begin

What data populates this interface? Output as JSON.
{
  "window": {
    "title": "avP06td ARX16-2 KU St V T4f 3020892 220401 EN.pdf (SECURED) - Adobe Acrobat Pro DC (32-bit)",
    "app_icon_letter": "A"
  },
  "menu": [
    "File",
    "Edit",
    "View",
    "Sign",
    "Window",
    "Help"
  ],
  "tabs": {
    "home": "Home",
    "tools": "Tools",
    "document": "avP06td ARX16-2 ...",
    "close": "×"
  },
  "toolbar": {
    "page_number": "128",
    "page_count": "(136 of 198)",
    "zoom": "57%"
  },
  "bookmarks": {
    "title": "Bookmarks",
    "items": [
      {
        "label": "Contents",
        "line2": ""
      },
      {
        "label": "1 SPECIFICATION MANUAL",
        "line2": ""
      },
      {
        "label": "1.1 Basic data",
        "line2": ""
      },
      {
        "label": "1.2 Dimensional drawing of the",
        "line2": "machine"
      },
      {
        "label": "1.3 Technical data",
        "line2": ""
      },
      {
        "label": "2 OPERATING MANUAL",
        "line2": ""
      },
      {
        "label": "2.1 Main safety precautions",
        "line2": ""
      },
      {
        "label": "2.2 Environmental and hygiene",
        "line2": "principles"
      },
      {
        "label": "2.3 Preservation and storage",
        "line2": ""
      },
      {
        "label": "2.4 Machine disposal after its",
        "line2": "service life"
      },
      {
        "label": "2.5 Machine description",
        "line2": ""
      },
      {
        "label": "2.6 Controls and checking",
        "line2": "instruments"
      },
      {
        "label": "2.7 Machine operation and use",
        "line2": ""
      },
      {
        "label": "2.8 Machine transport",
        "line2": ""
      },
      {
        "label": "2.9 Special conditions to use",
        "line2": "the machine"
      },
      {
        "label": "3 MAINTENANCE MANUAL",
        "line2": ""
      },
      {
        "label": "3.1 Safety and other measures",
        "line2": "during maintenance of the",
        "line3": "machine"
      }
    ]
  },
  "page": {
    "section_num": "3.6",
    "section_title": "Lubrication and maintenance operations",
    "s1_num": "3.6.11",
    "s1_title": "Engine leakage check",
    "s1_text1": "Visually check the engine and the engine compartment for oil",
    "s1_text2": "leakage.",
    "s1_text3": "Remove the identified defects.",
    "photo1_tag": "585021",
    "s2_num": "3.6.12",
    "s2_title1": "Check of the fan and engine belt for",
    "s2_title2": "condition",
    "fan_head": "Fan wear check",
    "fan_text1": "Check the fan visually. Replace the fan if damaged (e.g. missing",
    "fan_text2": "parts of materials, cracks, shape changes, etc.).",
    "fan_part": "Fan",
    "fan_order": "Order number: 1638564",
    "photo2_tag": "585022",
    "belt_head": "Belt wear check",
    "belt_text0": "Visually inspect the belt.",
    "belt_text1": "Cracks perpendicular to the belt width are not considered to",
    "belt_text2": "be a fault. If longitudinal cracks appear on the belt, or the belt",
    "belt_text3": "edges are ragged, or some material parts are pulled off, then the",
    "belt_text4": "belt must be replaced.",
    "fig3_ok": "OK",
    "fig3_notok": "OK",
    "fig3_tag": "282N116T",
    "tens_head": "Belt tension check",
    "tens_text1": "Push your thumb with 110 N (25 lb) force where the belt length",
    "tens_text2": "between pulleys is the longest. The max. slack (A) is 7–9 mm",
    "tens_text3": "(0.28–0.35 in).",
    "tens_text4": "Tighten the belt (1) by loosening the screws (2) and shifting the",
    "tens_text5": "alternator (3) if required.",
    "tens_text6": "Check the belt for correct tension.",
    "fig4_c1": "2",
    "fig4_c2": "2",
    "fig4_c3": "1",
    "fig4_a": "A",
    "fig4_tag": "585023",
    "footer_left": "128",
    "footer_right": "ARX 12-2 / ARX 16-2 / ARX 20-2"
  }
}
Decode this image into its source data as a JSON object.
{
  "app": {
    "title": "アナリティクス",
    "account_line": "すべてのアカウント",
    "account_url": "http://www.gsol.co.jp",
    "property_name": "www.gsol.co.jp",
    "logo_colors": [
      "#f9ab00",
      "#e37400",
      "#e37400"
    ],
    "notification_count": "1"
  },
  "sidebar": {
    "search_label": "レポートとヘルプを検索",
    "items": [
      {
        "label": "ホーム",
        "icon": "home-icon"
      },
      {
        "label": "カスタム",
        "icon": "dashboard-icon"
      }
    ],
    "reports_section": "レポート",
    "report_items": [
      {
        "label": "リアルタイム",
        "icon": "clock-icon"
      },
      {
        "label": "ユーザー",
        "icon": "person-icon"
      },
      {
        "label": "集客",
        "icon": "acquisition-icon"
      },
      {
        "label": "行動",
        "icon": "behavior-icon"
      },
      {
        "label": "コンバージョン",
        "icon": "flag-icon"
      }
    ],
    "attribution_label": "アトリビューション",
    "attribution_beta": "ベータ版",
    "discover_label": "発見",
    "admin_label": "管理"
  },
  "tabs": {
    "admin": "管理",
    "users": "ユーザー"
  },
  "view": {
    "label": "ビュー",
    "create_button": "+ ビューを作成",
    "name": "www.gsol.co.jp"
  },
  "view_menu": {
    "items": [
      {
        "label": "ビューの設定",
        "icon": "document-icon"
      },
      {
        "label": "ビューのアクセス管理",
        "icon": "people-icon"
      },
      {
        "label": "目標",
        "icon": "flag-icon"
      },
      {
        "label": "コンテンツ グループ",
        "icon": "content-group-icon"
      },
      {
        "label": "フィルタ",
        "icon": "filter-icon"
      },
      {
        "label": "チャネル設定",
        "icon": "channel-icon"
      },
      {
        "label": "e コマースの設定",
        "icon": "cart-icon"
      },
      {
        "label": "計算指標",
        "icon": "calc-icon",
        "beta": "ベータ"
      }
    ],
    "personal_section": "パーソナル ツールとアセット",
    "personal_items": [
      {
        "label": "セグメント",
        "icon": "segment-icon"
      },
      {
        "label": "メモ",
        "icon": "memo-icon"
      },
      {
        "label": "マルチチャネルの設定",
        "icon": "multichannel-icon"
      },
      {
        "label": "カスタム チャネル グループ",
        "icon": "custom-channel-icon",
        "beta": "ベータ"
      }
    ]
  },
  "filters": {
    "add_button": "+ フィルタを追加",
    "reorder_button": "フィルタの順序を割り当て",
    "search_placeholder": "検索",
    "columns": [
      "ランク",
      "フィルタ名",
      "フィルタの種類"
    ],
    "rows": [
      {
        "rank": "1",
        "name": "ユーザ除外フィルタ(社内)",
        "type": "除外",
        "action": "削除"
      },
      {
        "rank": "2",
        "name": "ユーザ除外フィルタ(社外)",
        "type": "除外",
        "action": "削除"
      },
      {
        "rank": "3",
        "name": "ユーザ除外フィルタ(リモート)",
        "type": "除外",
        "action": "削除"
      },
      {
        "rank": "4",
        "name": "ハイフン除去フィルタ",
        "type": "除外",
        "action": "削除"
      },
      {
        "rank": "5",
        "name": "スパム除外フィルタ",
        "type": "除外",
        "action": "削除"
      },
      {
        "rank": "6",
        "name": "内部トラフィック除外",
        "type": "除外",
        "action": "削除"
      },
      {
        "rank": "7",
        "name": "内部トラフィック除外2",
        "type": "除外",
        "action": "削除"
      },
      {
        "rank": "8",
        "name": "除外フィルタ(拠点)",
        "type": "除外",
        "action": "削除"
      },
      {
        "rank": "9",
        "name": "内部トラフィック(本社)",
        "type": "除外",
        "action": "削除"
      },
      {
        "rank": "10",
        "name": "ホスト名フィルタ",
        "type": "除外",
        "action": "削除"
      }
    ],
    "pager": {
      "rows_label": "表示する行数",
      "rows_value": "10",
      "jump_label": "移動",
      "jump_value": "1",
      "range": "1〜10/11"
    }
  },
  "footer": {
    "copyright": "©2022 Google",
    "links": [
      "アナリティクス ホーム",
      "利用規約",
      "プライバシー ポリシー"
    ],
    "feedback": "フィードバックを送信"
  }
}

end

| Given instruction |
Copy out each line of the listing that holds "MANUAL".

| Solution |
        "label": "1 SPECIFICATION MANUAL",
        "label": "2 OPERATING MANUAL",
        "label": "3 MAINTENANCE MANUAL",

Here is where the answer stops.